### TASK DETAILS
Each line below must be set down exactly; omit any image you find.

### GIVEN DATA

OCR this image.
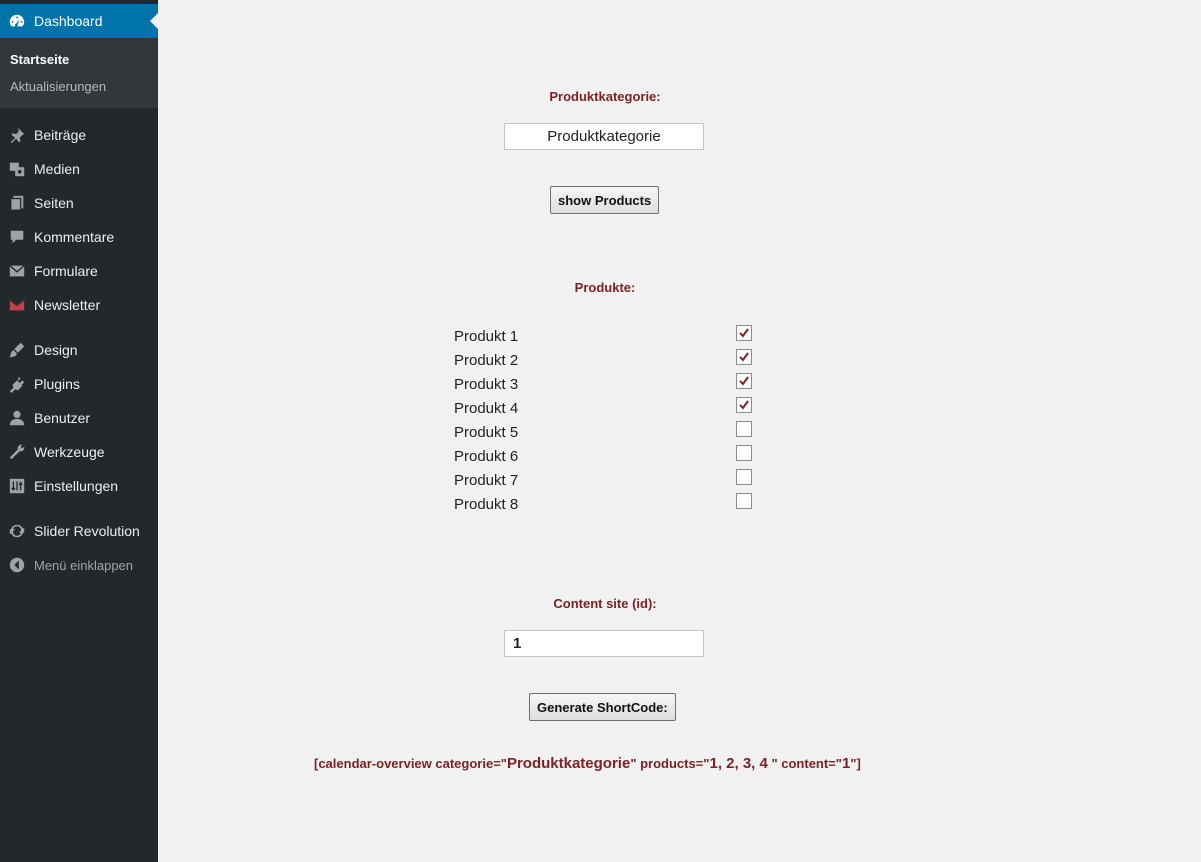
Dashboard
Startseite
Aktualisierungen
Beiträge
Medien
Seiten
Kommentare
Formulare
Newsletter
Design
Plugins
Benutzer
Werkzeuge
Einstellungen
Slider Revolution
Menü einklappen
Produktkategorie:
Produktkategorie
show Products
Produkte:
Produkt 1
Produkt 2
Produkt 3
Produkt 4
Produkt 5
Produkt 6
Produkt 7
Produkt 8
Content site (id):
1
Generate ShortCode:
[calendar-overview categorie="Produktkategorie" products="1, 2, 3, 4 " content="1"]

### SOLUTION FOR THIS PROBLEM
OCR this image.
Dashboard
Startseite
Aktualisierungen
Beiträge
Medien
Seiten
Kommentare
Formulare
Newsletter
Design
Plugins
Benutzer
Werkzeuge
Einstellungen
Slider Revolution
Menü einklappen
Produktkategorie:
Produktkategorie
show Products
Produkte:
Produkt 1
Produkt 2
Produkt 3
Produkt 4
Produkt 5
Produkt 6
Produkt 7
Produkt 8
Content site (id):
1
Generate ShortCode:
[calendar-overview categorie="Produktkategorie" products="1, 2, 3, 4 " content="1"]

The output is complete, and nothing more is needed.